Task instructions: Set every record down verbatim and omit the pictures.

Source data
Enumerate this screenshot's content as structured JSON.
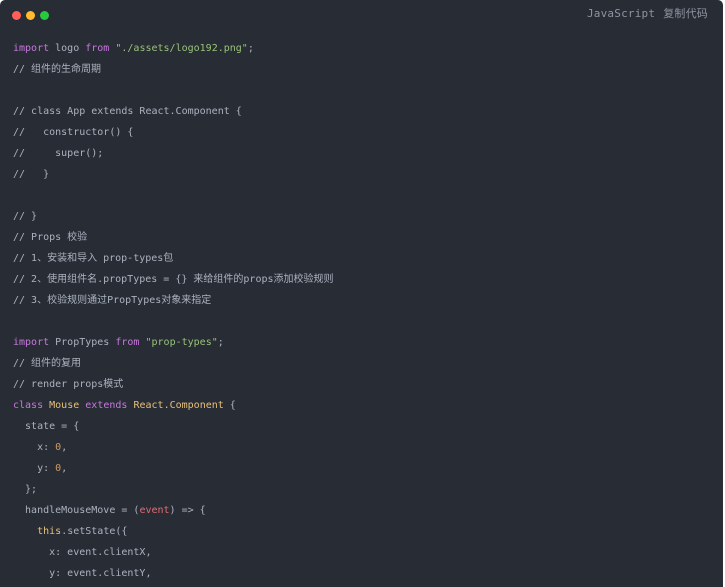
{
  "header": {
    "language": "JavaScript",
    "copy_label": "复制代码"
  },
  "code": {
    "l1": {
      "kw1": "import",
      "t1": " logo ",
      "kw2": "from",
      "t2": " ",
      "s1": "\"./assets/logo192.png\"",
      "t3": ";"
    },
    "l2": "// 组件的生命周期",
    "l3": "",
    "l4": "// class App extends React.Component {",
    "l5": "//   constructor() {",
    "l6": "//     super();",
    "l7": "//   }",
    "l8": "",
    "l9": "// }",
    "l10": "// Props 校验",
    "l11": "// 1、安装和导入 prop-types包",
    "l12": "// 2、使用组件名.propTypes = {} 来给组件的props添加校验规则",
    "l13": "// 3、校验规则通过PropTypes对象来指定",
    "l14": "",
    "l15": {
      "kw1": "import",
      "t1": " PropTypes ",
      "kw2": "from",
      "t2": " ",
      "s1": "\"prop-types\"",
      "t3": ";"
    },
    "l16": "// 组件的复用",
    "l17": "// render props模式",
    "l18": {
      "kw1": "class",
      "t1": " ",
      "c1": "Mouse",
      "t2": " ",
      "kw2": "extends",
      "t3": " ",
      "c2": "React.Component",
      "t4": " {"
    },
    "l19": "  state = {",
    "l20": {
      "t1": "    x",
      "t2": ": ",
      "n1": "0",
      "t3": ","
    },
    "l21": {
      "t1": "    y",
      "t2": ": ",
      "n1": "0",
      "t3": ","
    },
    "l22": "  };",
    "l23": {
      "t1": "  handleMouseMove = (",
      "p1": "event",
      "t2": ") => {"
    },
    "l24": {
      "t1": "    ",
      "th": "this",
      "t2": ".setState({"
    },
    "l25": "      x: event.clientX,",
    "l26": "      y: event.clientY,"
  }
}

Correct result:
Enumerate this screenshot's content as structured JSON.
{
  "header": {
    "language": "JavaScript",
    "copy_label": "复制代码"
  },
  "code": {
    "l1": {
      "kw1": "import",
      "t1": " logo ",
      "kw2": "from",
      "t2": " ",
      "s1": "\"./assets/logo192.png\"",
      "t3": ";"
    },
    "l2": "// 组件的生命周期",
    "l3": "",
    "l4": "// class App extends React.Component {",
    "l5": "//   constructor() {",
    "l6": "//     super();",
    "l7": "//   }",
    "l8": "",
    "l9": "// }",
    "l10": "// Props 校验",
    "l11": "// 1、安装和导入 prop-types包",
    "l12": "// 2、使用组件名.propTypes = {} 来给组件的props添加校验规则",
    "l13": "// 3、校验规则通过PropTypes对象来指定",
    "l14": "",
    "l15": {
      "kw1": "import",
      "t1": " PropTypes ",
      "kw2": "from",
      "t2": " ",
      "s1": "\"prop-types\"",
      "t3": ";"
    },
    "l16": "// 组件的复用",
    "l17": "// render props模式",
    "l18": {
      "kw1": "class",
      "t1": " ",
      "c1": "Mouse",
      "t2": " ",
      "kw2": "extends",
      "t3": " ",
      "c2": "React.Component",
      "t4": " {"
    },
    "l19": "  state = {",
    "l20": {
      "t1": "    x",
      "t2": ": ",
      "n1": "0",
      "t3": ","
    },
    "l21": {
      "t1": "    y",
      "t2": ": ",
      "n1": "0",
      "t3": ","
    },
    "l22": "  };",
    "l23": {
      "t1": "  handleMouseMove = (",
      "p1": "event",
      "t2": ") => {"
    },
    "l24": {
      "t1": "    ",
      "th": "this",
      "t2": ".setState({"
    },
    "l25": "      x: event.clientX,",
    "l26": "      y: event.clientY,"
  }
}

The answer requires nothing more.